** Recorded data **
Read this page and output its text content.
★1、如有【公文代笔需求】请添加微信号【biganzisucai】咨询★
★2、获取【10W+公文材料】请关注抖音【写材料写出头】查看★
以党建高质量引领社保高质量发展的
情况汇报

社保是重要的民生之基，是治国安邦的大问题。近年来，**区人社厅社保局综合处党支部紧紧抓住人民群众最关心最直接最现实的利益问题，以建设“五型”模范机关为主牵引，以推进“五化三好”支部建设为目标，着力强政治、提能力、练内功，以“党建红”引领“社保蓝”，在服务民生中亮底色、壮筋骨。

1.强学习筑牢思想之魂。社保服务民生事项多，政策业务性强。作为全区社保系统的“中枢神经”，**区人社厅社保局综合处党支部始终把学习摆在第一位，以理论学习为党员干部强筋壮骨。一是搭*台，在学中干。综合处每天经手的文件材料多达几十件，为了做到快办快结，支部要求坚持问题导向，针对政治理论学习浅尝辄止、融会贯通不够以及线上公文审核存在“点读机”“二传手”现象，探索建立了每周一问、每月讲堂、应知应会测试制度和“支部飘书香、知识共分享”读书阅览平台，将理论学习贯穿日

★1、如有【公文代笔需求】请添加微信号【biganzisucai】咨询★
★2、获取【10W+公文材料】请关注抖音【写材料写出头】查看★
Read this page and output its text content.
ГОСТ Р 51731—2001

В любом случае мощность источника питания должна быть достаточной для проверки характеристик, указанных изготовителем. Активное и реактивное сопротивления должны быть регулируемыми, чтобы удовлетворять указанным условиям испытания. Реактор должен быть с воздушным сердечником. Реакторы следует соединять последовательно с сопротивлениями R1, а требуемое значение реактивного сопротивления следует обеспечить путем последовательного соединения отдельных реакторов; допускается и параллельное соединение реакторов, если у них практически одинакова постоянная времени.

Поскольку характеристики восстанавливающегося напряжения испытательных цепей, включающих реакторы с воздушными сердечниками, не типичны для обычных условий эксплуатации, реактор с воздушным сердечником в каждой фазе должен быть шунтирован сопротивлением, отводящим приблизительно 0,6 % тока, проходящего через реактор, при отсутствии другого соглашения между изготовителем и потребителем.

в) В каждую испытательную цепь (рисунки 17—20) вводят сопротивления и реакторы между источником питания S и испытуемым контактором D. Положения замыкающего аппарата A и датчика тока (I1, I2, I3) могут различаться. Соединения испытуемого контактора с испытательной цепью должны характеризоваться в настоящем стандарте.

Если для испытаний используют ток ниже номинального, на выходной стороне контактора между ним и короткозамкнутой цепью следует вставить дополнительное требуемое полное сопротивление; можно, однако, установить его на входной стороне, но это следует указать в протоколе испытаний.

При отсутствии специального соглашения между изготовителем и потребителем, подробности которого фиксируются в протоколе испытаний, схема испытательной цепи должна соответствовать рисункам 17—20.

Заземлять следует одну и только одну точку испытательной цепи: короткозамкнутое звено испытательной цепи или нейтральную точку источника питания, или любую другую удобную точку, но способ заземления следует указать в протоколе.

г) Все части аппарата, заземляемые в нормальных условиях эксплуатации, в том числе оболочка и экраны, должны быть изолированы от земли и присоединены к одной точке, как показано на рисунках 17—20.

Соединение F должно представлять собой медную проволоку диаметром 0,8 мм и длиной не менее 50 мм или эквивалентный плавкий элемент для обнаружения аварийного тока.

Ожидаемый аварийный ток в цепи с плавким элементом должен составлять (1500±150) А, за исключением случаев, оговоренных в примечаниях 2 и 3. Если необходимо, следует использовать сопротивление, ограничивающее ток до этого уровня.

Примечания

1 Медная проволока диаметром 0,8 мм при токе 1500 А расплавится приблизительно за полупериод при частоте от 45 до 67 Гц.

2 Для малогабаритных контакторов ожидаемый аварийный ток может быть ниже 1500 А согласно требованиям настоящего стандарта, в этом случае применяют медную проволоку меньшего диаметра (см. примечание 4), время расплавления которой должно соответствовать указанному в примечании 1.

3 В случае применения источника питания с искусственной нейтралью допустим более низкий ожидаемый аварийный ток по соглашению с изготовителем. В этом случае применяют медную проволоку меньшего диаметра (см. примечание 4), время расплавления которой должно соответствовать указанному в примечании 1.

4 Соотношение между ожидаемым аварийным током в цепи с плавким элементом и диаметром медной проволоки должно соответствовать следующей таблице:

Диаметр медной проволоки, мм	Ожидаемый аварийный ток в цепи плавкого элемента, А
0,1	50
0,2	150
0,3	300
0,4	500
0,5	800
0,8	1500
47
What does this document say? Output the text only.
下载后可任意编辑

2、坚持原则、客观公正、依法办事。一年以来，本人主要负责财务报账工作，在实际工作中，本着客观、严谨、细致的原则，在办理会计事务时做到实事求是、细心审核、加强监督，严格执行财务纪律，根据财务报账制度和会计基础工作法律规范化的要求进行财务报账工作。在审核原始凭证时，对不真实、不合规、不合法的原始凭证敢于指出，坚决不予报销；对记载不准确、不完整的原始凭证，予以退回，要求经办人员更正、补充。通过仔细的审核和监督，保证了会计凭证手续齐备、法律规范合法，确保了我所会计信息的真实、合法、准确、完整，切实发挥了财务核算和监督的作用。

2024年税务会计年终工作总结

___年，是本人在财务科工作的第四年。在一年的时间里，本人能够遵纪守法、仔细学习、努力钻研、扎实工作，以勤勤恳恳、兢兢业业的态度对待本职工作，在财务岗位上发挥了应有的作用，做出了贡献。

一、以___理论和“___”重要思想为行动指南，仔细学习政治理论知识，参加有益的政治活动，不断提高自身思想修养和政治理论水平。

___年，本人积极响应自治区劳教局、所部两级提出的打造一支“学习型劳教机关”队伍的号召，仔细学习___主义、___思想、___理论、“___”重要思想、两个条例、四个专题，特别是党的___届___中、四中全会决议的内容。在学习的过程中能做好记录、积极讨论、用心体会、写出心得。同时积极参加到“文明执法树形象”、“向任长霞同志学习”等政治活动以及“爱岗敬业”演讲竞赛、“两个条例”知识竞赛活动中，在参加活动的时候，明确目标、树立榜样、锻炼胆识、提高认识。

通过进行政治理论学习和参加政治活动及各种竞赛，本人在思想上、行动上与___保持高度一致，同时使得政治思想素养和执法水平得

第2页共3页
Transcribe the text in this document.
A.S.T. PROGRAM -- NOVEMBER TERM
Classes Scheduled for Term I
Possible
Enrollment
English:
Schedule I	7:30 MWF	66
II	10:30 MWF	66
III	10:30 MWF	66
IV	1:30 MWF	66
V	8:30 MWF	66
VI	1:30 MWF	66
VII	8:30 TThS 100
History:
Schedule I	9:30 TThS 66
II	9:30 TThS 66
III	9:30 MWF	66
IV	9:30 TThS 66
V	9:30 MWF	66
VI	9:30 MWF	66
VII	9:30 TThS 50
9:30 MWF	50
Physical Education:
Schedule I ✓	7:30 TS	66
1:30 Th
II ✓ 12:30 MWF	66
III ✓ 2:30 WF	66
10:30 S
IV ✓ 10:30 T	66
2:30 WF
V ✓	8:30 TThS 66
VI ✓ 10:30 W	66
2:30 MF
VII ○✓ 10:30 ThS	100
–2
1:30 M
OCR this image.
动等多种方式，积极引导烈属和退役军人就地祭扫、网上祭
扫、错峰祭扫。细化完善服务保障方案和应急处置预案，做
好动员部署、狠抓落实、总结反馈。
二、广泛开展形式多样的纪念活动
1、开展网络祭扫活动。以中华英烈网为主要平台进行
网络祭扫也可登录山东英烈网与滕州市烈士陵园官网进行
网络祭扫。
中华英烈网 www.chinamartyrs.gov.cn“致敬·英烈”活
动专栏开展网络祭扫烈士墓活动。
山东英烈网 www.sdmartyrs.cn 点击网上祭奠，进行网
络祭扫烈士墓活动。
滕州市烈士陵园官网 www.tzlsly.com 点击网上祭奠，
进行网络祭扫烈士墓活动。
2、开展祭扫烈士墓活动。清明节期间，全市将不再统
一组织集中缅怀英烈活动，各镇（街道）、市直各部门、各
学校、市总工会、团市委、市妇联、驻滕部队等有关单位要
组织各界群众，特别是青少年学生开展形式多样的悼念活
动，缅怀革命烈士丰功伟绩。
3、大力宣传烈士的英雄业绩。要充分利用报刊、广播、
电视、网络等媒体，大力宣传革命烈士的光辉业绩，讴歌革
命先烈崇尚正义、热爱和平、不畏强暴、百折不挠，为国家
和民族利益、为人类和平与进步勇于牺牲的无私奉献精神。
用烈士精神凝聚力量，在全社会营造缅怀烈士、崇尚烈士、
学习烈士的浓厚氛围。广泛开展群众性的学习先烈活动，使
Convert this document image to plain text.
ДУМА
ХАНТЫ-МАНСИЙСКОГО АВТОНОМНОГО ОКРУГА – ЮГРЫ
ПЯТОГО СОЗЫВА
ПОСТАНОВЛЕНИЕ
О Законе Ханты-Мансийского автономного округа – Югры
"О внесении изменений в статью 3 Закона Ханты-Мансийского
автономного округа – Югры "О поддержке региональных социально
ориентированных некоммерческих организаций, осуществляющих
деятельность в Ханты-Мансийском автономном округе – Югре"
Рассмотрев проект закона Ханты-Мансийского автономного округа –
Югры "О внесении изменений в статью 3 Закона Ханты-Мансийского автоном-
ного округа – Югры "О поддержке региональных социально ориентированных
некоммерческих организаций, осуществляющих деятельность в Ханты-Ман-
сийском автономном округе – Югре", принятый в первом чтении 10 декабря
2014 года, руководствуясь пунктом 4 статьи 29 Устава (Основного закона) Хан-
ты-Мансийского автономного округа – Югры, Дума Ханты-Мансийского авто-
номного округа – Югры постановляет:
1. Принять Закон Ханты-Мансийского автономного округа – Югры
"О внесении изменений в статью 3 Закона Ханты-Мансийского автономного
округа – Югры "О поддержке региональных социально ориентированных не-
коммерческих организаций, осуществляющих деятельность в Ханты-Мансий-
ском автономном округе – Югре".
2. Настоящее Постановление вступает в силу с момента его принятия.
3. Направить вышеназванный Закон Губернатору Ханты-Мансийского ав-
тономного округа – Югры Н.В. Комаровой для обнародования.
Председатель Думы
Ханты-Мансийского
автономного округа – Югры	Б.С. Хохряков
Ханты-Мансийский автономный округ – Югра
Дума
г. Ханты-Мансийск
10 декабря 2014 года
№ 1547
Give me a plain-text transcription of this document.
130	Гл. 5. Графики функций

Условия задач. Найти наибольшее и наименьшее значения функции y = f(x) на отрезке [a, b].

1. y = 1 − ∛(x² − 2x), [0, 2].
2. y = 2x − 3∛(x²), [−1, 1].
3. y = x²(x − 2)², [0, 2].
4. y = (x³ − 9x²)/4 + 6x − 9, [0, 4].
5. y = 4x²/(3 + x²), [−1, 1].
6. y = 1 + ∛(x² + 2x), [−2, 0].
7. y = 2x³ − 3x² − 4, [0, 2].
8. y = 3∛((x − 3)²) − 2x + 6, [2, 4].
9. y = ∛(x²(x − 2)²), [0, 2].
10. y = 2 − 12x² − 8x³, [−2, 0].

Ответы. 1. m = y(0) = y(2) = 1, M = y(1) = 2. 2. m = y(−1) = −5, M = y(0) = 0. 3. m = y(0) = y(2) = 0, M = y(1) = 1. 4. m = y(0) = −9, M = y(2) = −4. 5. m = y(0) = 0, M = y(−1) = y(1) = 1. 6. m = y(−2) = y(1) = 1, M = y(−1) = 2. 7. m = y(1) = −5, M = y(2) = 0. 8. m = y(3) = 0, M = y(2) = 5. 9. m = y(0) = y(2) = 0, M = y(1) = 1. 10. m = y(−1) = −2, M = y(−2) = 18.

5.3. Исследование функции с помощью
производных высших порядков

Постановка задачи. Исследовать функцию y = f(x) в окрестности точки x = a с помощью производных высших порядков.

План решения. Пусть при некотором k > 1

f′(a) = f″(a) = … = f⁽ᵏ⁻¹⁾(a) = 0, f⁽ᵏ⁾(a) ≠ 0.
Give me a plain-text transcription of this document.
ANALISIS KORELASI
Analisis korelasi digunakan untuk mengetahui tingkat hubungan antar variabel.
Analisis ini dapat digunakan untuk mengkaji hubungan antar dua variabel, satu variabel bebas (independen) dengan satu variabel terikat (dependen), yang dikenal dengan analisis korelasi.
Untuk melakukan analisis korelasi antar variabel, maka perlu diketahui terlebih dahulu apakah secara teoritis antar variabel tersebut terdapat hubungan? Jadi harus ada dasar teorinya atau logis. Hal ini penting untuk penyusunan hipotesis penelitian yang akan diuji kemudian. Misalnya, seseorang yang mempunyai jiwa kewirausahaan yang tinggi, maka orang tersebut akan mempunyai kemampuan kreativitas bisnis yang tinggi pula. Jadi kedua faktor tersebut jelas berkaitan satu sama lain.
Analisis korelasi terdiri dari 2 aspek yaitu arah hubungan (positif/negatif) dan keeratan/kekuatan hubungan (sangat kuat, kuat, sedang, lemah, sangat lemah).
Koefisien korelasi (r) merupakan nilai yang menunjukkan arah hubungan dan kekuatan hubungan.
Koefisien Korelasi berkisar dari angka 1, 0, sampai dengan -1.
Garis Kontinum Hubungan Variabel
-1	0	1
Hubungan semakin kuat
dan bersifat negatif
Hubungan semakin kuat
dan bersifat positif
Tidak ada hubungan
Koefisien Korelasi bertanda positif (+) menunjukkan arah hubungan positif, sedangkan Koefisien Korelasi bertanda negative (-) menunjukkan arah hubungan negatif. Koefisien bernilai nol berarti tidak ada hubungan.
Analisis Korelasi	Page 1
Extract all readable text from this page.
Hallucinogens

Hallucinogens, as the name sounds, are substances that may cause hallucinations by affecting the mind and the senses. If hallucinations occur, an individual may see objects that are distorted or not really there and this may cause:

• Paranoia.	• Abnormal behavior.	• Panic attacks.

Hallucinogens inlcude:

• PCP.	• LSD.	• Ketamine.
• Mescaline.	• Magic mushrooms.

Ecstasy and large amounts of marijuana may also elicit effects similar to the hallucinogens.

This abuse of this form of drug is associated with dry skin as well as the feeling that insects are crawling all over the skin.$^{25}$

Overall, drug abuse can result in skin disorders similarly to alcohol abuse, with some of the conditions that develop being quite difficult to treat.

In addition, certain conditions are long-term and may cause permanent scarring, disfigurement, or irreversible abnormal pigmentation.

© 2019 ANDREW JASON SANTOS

** Set problem **
From the entries above, return each line with the word "высших" in it.

** Solved problem **
производных высших порядков
Постановка задачи. Исследовать функцию y = f(x) в окрестности точки x = a с помощью производных высших порядков.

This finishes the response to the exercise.